Trecho fornecido:
-.-.-

O fato de ninguém jamais ter visto um anúncio assim não significa que o produto anunciado nele seja tão gratuito quanto deveria ser. Na realidade, pagamos cada vez mais caro pela chance de desfrutar do arsenal de felicidade que a natureza nos cedeu gratuitamente desde o dia em que nascemos.
O kit completo inclui uma diversidade infinita de itens que vão desde pores do sol, corridas contra o vento, banhos de lua, céus bordados de nuvens, mergulhos no mar, rolar na areia, escutar passarinhos, tomar banho de cachoeira ou até tempo para prestar atenção à própria respiração.
Um rápido teste pode ser perguntar a alguém próximo sobre há quanto tempo ele não olha para o céu. Melhor não incluir estrelas na pergunta para não dificultar muito a resposta. Em nosso corre-corre diário na busca de um futuro melhor, quase nos esquecemos de que há uma árvore secular no final da rua, hospedando uma diversidade de passarinhos ou que há um firmamento acima de nossas cabeças e que, dependendo do dia, ele pode estar particularmente deslumbrante.
“Mal posso esperar as férias para me ver estirado num gramado, olhando o céu!”. É comum pessoas exclamarem assim, muitas vezes, sem se lembrar da pracinha ou do parque que têm bem perto de casa. E quantas vezes nos emocionamos frente a um comercial de automóvel com a cena de uma família reunida numa paisagem bonita? O que um automóvel tem a ver com a natureza? Praticamente nada. Mas a ideia de associá-lo como condição para se viver um momento de paz e alegria junto aos que amamos acerta em cheio nossa emoção, nos encorajando a esforços extras para possuir o carro anunciado.
Na busca de viver a felicidade que o mercado oferece, vamos perdendo tantas cenas diárias que, se não têm o glamour do comercial em questão, têm, no entanto, o gosto de ser de verdade. Se olharmos melhor, veremos que a felicidade que nos é vendida a um preço tão alto está bem embaixo do nosso nariz, dentro de nossas casas, em nosso quintal, ao redor de nossas mesas, numa volta de bicicleta, numa corrida matinal, num piquenique no campo, num espreguiçar domingueiro na velha rede da casa dos pais ou, até mesmo numa furtiva olhada para o céu enquanto o farol não abre.

-.-.-

[Itens de anotação de coordenadas]

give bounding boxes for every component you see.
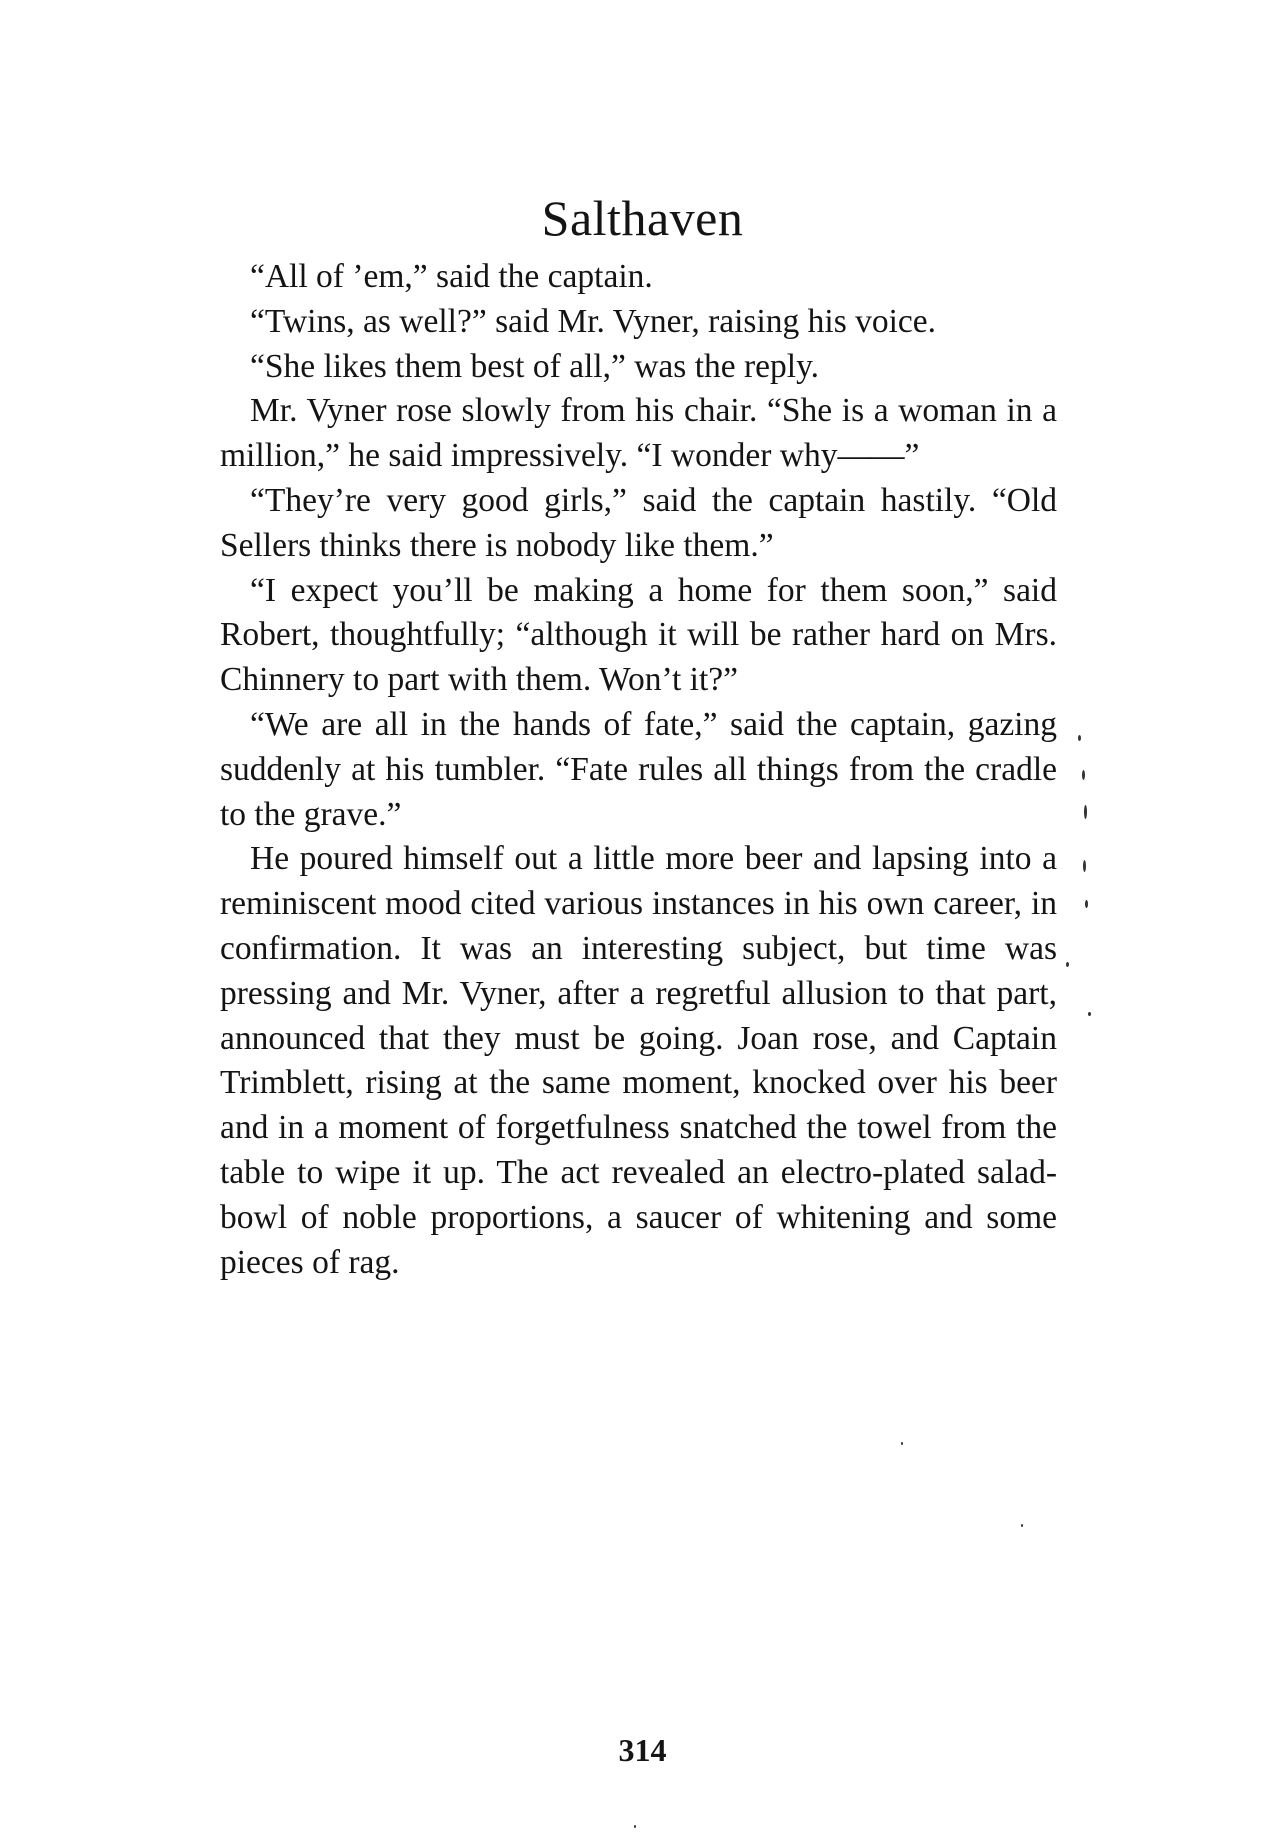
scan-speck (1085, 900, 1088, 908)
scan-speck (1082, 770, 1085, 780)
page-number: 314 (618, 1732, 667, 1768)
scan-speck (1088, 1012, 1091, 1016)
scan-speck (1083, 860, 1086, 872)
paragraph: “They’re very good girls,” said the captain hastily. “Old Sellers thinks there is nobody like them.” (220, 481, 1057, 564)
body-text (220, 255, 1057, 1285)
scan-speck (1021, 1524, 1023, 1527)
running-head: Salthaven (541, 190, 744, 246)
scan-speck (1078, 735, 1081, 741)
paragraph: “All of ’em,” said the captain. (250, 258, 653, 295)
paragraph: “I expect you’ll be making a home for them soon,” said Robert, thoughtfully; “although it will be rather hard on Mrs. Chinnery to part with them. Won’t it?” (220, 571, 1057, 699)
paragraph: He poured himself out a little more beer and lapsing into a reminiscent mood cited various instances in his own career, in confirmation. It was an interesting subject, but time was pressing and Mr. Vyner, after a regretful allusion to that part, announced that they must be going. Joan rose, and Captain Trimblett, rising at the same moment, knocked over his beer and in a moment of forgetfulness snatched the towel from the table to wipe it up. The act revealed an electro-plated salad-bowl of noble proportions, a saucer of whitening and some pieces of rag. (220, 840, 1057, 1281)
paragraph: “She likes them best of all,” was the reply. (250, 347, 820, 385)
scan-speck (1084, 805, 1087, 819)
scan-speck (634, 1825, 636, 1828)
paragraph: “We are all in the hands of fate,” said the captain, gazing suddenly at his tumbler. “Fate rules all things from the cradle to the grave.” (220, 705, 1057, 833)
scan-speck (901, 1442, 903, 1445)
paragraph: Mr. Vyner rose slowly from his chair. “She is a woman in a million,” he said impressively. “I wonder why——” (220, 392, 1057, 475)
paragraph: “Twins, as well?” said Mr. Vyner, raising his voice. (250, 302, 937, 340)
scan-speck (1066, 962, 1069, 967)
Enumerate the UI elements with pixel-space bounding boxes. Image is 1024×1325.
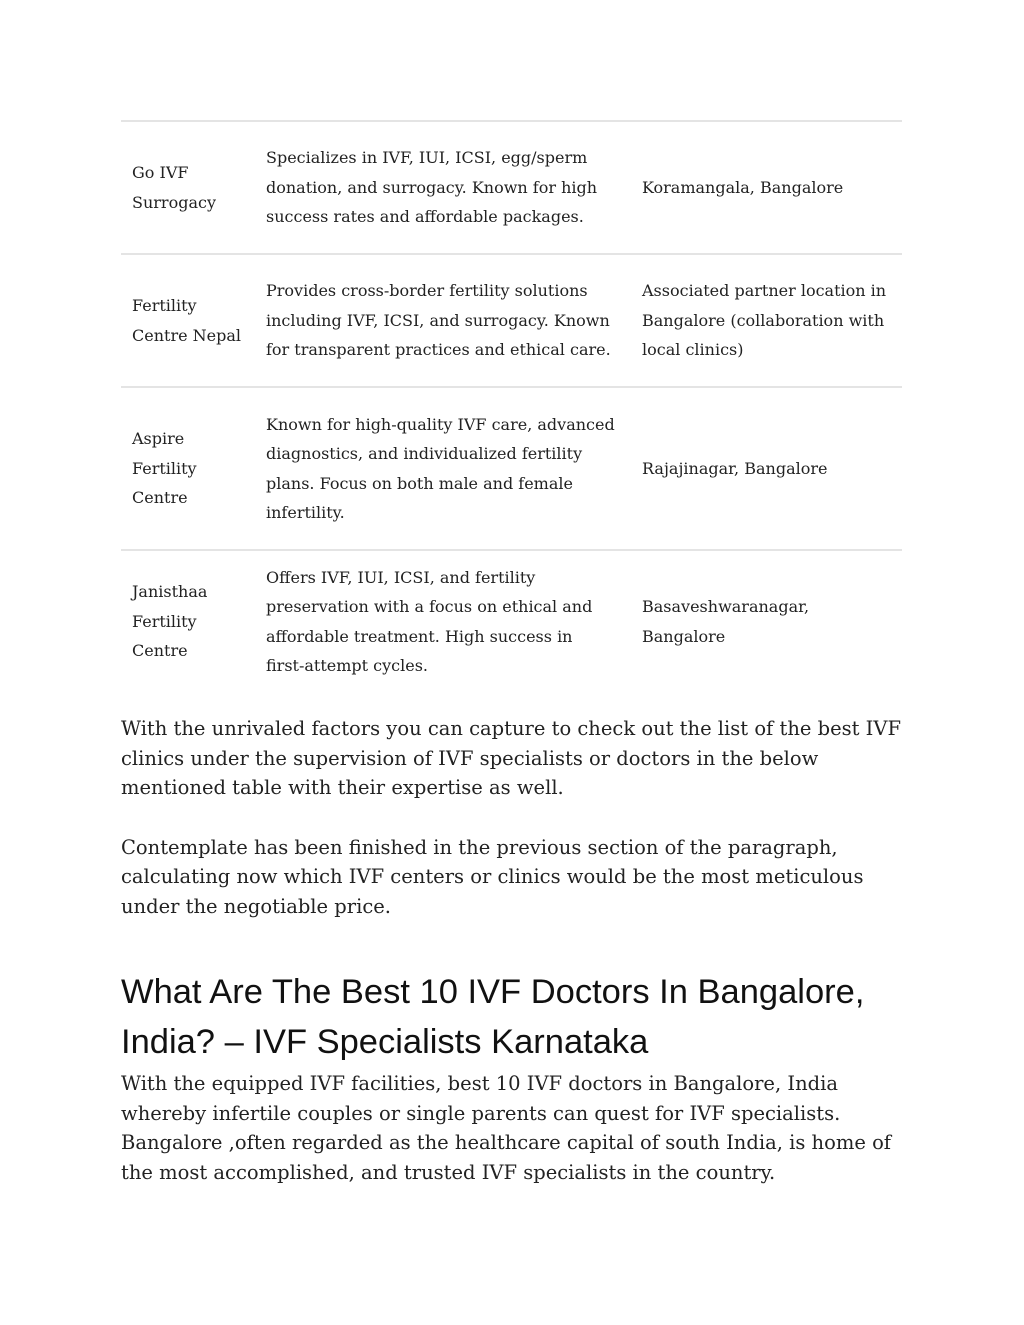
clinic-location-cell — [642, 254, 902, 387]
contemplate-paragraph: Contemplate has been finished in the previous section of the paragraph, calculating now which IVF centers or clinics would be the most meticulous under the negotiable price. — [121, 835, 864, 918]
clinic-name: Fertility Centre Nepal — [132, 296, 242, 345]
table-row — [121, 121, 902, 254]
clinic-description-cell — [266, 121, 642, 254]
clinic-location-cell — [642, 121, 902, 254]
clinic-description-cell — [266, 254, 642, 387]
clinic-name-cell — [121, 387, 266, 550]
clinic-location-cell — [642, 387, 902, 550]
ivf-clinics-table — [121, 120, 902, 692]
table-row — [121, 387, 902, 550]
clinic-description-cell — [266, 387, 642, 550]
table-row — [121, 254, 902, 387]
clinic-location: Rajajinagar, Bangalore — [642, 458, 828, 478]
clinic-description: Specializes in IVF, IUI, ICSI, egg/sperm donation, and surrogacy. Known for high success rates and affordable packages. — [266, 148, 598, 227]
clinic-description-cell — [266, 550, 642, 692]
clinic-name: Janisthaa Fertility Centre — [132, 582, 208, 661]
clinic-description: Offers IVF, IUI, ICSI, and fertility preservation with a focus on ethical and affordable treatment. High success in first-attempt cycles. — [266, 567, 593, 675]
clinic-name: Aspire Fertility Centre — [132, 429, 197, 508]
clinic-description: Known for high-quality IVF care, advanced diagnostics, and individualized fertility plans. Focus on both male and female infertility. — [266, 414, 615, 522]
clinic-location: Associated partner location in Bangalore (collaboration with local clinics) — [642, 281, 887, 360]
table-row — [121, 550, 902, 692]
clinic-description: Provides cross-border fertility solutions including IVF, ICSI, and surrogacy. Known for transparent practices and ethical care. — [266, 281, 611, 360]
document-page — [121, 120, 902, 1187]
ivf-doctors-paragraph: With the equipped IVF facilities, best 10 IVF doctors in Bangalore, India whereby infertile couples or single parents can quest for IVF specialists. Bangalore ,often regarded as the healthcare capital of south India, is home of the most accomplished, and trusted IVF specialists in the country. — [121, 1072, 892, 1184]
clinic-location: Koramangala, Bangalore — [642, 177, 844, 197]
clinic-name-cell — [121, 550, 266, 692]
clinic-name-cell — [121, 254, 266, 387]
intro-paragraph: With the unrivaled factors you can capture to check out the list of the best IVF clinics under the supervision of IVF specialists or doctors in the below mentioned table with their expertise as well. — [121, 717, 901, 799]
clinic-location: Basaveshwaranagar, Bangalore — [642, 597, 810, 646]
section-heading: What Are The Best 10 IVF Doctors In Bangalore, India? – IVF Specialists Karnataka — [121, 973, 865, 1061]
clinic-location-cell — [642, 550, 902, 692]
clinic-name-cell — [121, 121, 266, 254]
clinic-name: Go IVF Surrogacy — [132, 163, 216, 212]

-.-.-

Objetivo:
Passe para o inglês a seguinte frase do texto sobre a felicidade que a natureza oferece: "Melhor não incluir estrelas na pergunta para não dificultar muito a resposta."

Solução da tarefa:
Better not to include stars in the question, so as not to make the answer too difficult.